» Requirements:
Search the data for the word "проезжей". Reproduce every line where it is found.

» Records for this task:
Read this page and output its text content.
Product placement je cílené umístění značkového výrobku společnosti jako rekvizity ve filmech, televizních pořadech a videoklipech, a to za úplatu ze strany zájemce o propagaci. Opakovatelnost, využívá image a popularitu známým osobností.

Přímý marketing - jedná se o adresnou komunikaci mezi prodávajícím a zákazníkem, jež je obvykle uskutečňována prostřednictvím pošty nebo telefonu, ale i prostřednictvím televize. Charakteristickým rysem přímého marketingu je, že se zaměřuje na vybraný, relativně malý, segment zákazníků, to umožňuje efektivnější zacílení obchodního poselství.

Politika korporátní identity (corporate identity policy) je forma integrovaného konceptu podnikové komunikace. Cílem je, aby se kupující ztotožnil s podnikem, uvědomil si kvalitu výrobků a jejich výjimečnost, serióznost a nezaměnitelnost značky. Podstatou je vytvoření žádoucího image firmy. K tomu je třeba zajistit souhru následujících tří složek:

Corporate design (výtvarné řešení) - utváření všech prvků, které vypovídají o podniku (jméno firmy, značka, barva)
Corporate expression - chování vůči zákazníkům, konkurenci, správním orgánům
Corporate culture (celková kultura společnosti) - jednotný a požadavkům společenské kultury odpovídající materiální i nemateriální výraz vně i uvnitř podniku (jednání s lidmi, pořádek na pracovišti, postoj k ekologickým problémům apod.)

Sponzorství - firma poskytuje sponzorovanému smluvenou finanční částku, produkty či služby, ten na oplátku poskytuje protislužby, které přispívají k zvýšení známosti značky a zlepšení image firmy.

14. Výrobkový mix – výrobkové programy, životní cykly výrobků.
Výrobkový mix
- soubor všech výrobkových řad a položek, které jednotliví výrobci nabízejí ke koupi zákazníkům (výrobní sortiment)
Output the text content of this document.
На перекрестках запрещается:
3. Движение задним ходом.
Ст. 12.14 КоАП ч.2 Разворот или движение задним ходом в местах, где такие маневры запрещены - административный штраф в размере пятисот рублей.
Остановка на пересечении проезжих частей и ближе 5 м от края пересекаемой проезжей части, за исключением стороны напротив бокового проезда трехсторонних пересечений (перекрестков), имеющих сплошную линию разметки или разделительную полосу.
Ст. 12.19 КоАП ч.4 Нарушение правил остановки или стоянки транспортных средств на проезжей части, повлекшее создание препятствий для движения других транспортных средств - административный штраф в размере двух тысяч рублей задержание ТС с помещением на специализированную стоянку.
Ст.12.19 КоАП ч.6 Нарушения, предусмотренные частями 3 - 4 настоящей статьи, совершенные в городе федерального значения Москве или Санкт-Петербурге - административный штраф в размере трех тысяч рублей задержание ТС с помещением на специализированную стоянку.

» Task result:
Остановка на пересечении проезжих частей и ближе 5 м от края пересекаемой проезжей части, за исключением стороны напротив бокового проезда трехсторонних пересечений (перекрестков), имеющих сплошную линию разметки или разделительную полосу.
Ст. 12.19 КоАП ч.4 Нарушение правил остановки или стоянки транспортных средств на проезжей части, повлекшее создание препятствий для движения других транспортных средств - административный штраф в размере двух тысяч рублей задержание ТС с помещением на специализированную стоянку.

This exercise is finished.